[start]

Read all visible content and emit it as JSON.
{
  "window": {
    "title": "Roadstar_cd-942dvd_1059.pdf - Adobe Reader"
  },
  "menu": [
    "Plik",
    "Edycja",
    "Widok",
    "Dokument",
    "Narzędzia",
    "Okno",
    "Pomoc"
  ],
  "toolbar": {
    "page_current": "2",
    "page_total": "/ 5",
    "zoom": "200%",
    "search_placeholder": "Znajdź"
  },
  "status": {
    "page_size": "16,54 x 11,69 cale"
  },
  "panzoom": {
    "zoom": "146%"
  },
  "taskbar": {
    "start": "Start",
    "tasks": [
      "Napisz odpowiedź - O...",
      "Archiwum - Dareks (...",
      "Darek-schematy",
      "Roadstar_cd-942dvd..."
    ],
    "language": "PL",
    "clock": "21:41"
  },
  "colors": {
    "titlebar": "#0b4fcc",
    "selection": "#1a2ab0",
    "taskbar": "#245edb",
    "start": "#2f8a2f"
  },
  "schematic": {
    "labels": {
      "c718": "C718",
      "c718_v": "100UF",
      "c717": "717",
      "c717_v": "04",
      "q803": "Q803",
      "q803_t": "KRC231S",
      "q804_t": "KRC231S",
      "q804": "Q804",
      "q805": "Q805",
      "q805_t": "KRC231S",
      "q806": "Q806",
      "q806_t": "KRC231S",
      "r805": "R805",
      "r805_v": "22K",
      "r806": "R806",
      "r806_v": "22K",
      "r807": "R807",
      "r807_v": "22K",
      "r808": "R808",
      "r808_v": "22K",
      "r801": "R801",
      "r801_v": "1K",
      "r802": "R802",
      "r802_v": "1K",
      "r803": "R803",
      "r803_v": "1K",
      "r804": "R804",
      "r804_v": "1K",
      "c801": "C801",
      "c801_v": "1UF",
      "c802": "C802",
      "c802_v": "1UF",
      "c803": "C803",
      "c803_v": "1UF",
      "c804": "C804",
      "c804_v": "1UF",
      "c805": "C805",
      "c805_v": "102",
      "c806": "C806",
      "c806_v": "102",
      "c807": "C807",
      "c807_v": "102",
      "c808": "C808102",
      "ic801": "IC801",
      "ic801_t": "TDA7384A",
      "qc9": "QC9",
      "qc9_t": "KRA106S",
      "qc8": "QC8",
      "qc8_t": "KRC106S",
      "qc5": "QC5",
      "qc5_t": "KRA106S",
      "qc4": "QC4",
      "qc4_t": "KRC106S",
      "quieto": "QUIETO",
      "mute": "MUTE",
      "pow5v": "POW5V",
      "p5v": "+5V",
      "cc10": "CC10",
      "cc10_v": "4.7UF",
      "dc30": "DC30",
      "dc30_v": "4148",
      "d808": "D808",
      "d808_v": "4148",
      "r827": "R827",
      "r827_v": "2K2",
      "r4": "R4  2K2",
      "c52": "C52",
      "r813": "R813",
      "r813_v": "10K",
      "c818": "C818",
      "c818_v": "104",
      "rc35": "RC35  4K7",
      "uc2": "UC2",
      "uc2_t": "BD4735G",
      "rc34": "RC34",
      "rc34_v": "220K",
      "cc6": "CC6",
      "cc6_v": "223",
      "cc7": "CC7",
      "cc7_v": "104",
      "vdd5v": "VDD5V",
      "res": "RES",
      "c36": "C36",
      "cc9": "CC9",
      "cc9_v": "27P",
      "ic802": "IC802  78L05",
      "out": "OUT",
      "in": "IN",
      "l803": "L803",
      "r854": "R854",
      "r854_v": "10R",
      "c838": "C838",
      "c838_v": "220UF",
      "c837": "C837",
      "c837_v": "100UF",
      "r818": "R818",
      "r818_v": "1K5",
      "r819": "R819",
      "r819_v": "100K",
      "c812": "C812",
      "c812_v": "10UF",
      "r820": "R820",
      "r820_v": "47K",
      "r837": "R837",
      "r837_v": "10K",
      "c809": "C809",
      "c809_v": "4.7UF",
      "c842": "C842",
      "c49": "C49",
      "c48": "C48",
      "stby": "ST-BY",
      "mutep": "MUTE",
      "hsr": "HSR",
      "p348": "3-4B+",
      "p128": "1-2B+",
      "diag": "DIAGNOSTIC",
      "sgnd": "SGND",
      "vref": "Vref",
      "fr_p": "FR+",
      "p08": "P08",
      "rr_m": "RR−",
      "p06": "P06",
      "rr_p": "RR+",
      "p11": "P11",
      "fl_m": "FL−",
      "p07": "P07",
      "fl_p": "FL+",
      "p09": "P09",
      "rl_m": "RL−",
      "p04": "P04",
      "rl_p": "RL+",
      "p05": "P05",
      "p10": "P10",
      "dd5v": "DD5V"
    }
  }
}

[end]

◆ SET PROBLEM:
Make an exact copy of the data above.

◆ TASK ANSWER:
Read all visible content and emit it as JSON.
{
  "window": {
    "title": "Roadstar_cd-942dvd_1059.pdf - Adobe Reader"
  },
  "menu": [
    "Plik",
    "Edycja",
    "Widok",
    "Dokument",
    "Narzędzia",
    "Okno",
    "Pomoc"
  ],
  "toolbar": {
    "page_current": "2",
    "page_total": "/ 5",
    "zoom": "200%",
    "search_placeholder": "Znajdź"
  },
  "status": {
    "page_size": "16,54 x 11,69 cale"
  },
  "panzoom": {
    "zoom": "146%"
  },
  "taskbar": {
    "start": "Start",
    "tasks": [
      "Napisz odpowiedź - O...",
      "Archiwum - Dareks (...",
      "Darek-schematy",
      "Roadstar_cd-942dvd..."
    ],
    "language": "PL",
    "clock": "21:41"
  },
  "colors": {
    "titlebar": "#0b4fcc",
    "selection": "#1a2ab0",
    "taskbar": "#245edb",
    "start": "#2f8a2f"
  },
  "schematic": {
    "labels": {
      "c718": "C718",
      "c718_v": "100UF",
      "c717": "717",
      "c717_v": "04",
      "q803": "Q803",
      "q803_t": "KRC231S",
      "q804_t": "KRC231S",
      "q804": "Q804",
      "q805": "Q805",
      "q805_t": "KRC231S",
      "q806": "Q806",
      "q806_t": "KRC231S",
      "r805": "R805",
      "r805_v": "22K",
      "r806": "R806",
      "r806_v": "22K",
      "r807": "R807",
      "r807_v": "22K",
      "r808": "R808",
      "r808_v": "22K",
      "r801": "R801",
      "r801_v": "1K",
      "r802": "R802",
      "r802_v": "1K",
      "r803": "R803",
      "r803_v": "1K",
      "r804": "R804",
      "r804_v": "1K",
      "c801": "C801",
      "c801_v": "1UF",
      "c802": "C802",
      "c802_v": "1UF",
      "c803": "C803",
      "c803_v": "1UF",
      "c804": "C804",
      "c804_v": "1UF",
      "c805": "C805",
      "c805_v": "102",
      "c806": "C806",
      "c806_v": "102",
      "c807": "C807",
      "c807_v": "102",
      "c808": "C808102",
      "ic801": "IC801",
      "ic801_t": "TDA7384A",
      "qc9": "QC9",
      "qc9_t": "KRA106S",
      "qc8": "QC8",
      "qc8_t": "KRC106S",
      "qc5": "QC5",
      "qc5_t": "KRA106S",
      "qc4": "QC4",
      "qc4_t": "KRC106S",
      "quieto": "QUIETO",
      "mute": "MUTE",
      "pow5v": "POW5V",
      "p5v": "+5V",
      "cc10": "CC10",
      "cc10_v": "4.7UF",
      "dc30": "DC30",
      "dc30_v": "4148",
      "d808": "D808",
      "d808_v": "4148",
      "r827": "R827",
      "r827_v": "2K2",
      "r4": "R4  2K2",
      "c52": "C52",
      "r813": "R813",
      "r813_v": "10K",
      "c818": "C818",
      "c818_v": "104",
      "rc35": "RC35  4K7",
      "uc2": "UC2",
      "uc2_t": "BD4735G",
      "rc34": "RC34",
      "rc34_v": "220K",
      "cc6": "CC6",
      "cc6_v": "223",
      "cc7": "CC7",
      "cc7_v": "104",
      "vdd5v": "VDD5V",
      "res": "RES",
      "c36": "C36",
      "cc9": "CC9",
      "cc9_v": "27P",
      "ic802": "IC802  78L05",
      "out": "OUT",
      "in": "IN",
      "l803": "L803",
      "r854": "R854",
      "r854_v": "10R",
      "c838": "C838",
      "c838_v": "220UF",
      "c837": "C837",
      "c837_v": "100UF",
      "r818": "R818",
      "r818_v": "1K5",
      "r819": "R819",
      "r819_v": "100K",
      "c812": "C812",
      "c812_v": "10UF",
      "r820": "R820",
      "r820_v": "47K",
      "r837": "R837",
      "r837_v": "10K",
      "c809": "C809",
      "c809_v": "4.7UF",
      "c842": "C842",
      "c49": "C49",
      "c48": "C48",
      "stby": "ST-BY",
      "mutep": "MUTE",
      "hsr": "HSR",
      "p348": "3-4B+",
      "p128": "1-2B+",
      "diag": "DIAGNOSTIC",
      "sgnd": "SGND",
      "vref": "Vref",
      "fr_p": "FR+",
      "p08": "P08",
      "rr_m": "RR−",
      "p06": "P06",
      "rr_p": "RR+",
      "p11": "P11",
      "fl_m": "FL−",
      "p07": "P07",
      "fl_p": "FL+",
      "p09": "P09",
      "rl_m": "RL−",
      "p04": "P04",
      "rl_p": "RL+",
      "p05": "P05",
      "p10": "P10",
      "dd5v": "DD5V"
    }
  }
}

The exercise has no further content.